━━━ Provided records

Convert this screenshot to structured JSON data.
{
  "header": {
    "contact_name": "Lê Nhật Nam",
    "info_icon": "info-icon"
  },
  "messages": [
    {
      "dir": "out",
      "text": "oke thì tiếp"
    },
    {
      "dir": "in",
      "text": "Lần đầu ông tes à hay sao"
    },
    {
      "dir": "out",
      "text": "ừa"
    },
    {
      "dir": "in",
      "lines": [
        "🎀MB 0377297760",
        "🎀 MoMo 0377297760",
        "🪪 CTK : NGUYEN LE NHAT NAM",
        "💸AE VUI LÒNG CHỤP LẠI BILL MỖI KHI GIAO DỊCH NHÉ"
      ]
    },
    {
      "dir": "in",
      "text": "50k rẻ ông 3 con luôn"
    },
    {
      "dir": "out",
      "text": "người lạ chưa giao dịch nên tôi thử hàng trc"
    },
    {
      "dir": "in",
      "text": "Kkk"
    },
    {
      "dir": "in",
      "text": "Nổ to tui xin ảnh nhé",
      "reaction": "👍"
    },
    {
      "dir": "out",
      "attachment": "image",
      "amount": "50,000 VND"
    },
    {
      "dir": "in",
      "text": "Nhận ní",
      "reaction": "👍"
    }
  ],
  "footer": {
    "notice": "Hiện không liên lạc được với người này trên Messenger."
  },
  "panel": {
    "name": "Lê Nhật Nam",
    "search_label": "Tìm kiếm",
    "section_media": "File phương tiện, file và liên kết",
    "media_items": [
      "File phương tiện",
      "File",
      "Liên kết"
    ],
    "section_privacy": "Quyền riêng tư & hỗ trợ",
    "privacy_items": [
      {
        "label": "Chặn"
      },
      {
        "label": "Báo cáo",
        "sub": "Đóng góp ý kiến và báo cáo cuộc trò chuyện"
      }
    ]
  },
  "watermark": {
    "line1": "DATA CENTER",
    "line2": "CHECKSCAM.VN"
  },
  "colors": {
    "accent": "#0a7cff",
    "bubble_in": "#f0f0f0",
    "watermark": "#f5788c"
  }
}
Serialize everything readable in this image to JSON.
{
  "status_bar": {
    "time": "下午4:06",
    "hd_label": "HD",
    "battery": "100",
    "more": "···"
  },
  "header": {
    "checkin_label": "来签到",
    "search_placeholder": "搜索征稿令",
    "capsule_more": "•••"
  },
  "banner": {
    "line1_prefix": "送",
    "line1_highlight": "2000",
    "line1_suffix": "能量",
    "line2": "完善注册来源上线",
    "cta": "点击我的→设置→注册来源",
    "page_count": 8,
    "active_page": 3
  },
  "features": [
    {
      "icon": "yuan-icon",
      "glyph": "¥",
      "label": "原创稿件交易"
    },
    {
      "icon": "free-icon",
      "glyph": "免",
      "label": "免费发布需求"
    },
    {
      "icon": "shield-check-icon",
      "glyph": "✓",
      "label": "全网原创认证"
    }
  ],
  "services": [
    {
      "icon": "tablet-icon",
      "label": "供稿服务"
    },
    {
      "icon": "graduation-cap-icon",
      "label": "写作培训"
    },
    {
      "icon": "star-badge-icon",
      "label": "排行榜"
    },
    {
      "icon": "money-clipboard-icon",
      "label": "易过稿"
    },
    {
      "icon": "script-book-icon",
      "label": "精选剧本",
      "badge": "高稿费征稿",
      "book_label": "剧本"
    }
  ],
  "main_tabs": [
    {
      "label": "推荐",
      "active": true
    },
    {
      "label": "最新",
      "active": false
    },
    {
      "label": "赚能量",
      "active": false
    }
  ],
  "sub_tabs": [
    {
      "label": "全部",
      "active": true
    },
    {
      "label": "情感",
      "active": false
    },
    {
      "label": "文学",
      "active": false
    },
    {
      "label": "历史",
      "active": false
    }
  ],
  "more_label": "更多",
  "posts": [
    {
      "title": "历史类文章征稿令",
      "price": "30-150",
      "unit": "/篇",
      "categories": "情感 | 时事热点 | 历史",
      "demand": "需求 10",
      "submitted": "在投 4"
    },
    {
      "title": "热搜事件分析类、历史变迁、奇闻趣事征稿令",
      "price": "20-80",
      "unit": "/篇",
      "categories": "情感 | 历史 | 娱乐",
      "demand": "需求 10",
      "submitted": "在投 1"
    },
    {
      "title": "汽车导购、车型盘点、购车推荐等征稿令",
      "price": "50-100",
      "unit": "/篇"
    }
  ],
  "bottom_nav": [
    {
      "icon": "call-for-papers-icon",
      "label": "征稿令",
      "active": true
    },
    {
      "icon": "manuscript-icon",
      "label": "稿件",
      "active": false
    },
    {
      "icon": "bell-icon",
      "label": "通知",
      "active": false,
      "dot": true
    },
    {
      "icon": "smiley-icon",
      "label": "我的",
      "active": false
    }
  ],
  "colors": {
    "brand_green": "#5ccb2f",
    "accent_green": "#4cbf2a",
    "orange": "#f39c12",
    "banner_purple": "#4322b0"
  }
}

━━━━━━

§ **Challenge**:
Reproduce the records above exactly as they appear.

§ **Response to the exercise**:
Convert this screenshot to structured JSON data.
{
  "header": {
    "contact_name": "Lê Nhật Nam",
    "info_icon": "info-icon"
  },
  "messages": [
    {
      "dir": "out",
      "text": "oke thì tiếp"
    },
    {
      "dir": "in",
      "text": "Lần đầu ông tes à hay sao"
    },
    {
      "dir": "out",
      "text": "ừa"
    },
    {
      "dir": "in",
      "lines": [
        "🎀MB 0377297760",
        "🎀 MoMo 0377297760",
        "🪪 CTK : NGUYEN LE NHAT NAM",
        "💸AE VUI LÒNG CHỤP LẠI BILL MỖI KHI GIAO DỊCH NHÉ"
      ]
    },
    {
      "dir": "in",
      "text": "50k rẻ ông 3 con luôn"
    },
    {
      "dir": "out",
      "text": "người lạ chưa giao dịch nên tôi thử hàng trc"
    },
    {
      "dir": "in",
      "text": "Kkk"
    },
    {
      "dir": "in",
      "text": "Nổ to tui xin ảnh nhé",
      "reaction": "👍"
    },
    {
      "dir": "out",
      "attachment": "image",
      "amount": "50,000 VND"
    },
    {
      "dir": "in",
      "text": "Nhận ní",
      "reaction": "👍"
    }
  ],
  "footer": {
    "notice": "Hiện không liên lạc được với người này trên Messenger."
  },
  "panel": {
    "name": "Lê Nhật Nam",
    "search_label": "Tìm kiếm",
    "section_media": "File phương tiện, file và liên kết",
    "media_items": [
      "File phương tiện",
      "File",
      "Liên kết"
    ],
    "section_privacy": "Quyền riêng tư & hỗ trợ",
    "privacy_items": [
      {
        "label": "Chặn"
      },
      {
        "label": "Báo cáo",
        "sub": "Đóng góp ý kiến và báo cáo cuộc trò chuyện"
      }
    ]
  },
  "watermark": {
    "line1": "DATA CENTER",
    "line2": "CHECKSCAM.VN"
  },
  "colors": {
    "accent": "#0a7cff",
    "bubble_in": "#f0f0f0",
    "watermark": "#f5788c"
  }
}
Serialize everything readable in this image to JSON.
{
  "status_bar": {
    "time": "下午4:06",
    "hd_label": "HD",
    "battery": "100",
    "more": "···"
  },
  "header": {
    "checkin_label": "来签到",
    "search_placeholder": "搜索征稿令",
    "capsule_more": "•••"
  },
  "banner": {
    "line1_prefix": "送",
    "line1_highlight": "2000",
    "line1_suffix": "能量",
    "line2": "完善注册来源上线",
    "cta": "点击我的→设置→注册来源",
    "page_count": 8,
    "active_page": 3
  },
  "features": [
    {
      "icon": "yuan-icon",
      "glyph": "¥",
      "label": "原创稿件交易"
    },
    {
      "icon": "free-icon",
      "glyph": "免",
      "label": "免费发布需求"
    },
    {
      "icon": "shield-check-icon",
      "glyph": "✓",
      "label": "全网原创认证"
    }
  ],
  "services": [
    {
      "icon": "tablet-icon",
      "label": "供稿服务"
    },
    {
      "icon": "graduation-cap-icon",
      "label": "写作培训"
    },
    {
      "icon": "star-badge-icon",
      "label": "排行榜"
    },
    {
      "icon": "money-clipboard-icon",
      "label": "易过稿"
    },
    {
      "icon": "script-book-icon",
      "label": "精选剧本",
      "badge": "高稿费征稿",
      "book_label": "剧本"
    }
  ],
  "main_tabs": [
    {
      "label": "推荐",
      "active": true
    },
    {
      "label": "最新",
      "active": false
    },
    {
      "label": "赚能量",
      "active": false
    }
  ],
  "sub_tabs": [
    {
      "label": "全部",
      "active": true
    },
    {
      "label": "情感",
      "active": false
    },
    {
      "label": "文学",
      "active": false
    },
    {
      "label": "历史",
      "active": false
    }
  ],
  "more_label": "更多",
  "posts": [
    {
      "title": "历史类文章征稿令",
      "price": "30-150",
      "unit": "/篇",
      "categories": "情感 | 时事热点 | 历史",
      "demand": "需求 10",
      "submitted": "在投 4"
    },
    {
      "title": "热搜事件分析类、历史变迁、奇闻趣事征稿令",
      "price": "20-80",
      "unit": "/篇",
      "categories": "情感 | 历史 | 娱乐",
      "demand": "需求 10",
      "submitted": "在投 1"
    },
    {
      "title": "汽车导购、车型盘点、购车推荐等征稿令",
      "price": "50-100",
      "unit": "/篇"
    }
  ],
  "bottom_nav": [
    {
      "icon": "call-for-papers-icon",
      "label": "征稿令",
      "active": true
    },
    {
      "icon": "manuscript-icon",
      "label": "稿件",
      "active": false
    },
    {
      "icon": "bell-icon",
      "label": "通知",
      "active": false,
      "dot": true
    },
    {
      "icon": "smiley-icon",
      "label": "我的",
      "active": false
    }
  ],
  "colors": {
    "brand_green": "#5ccb2f",
    "accent_green": "#4cbf2a",
    "orange": "#f39c12",
    "banner_purple": "#4322b0"
  }
}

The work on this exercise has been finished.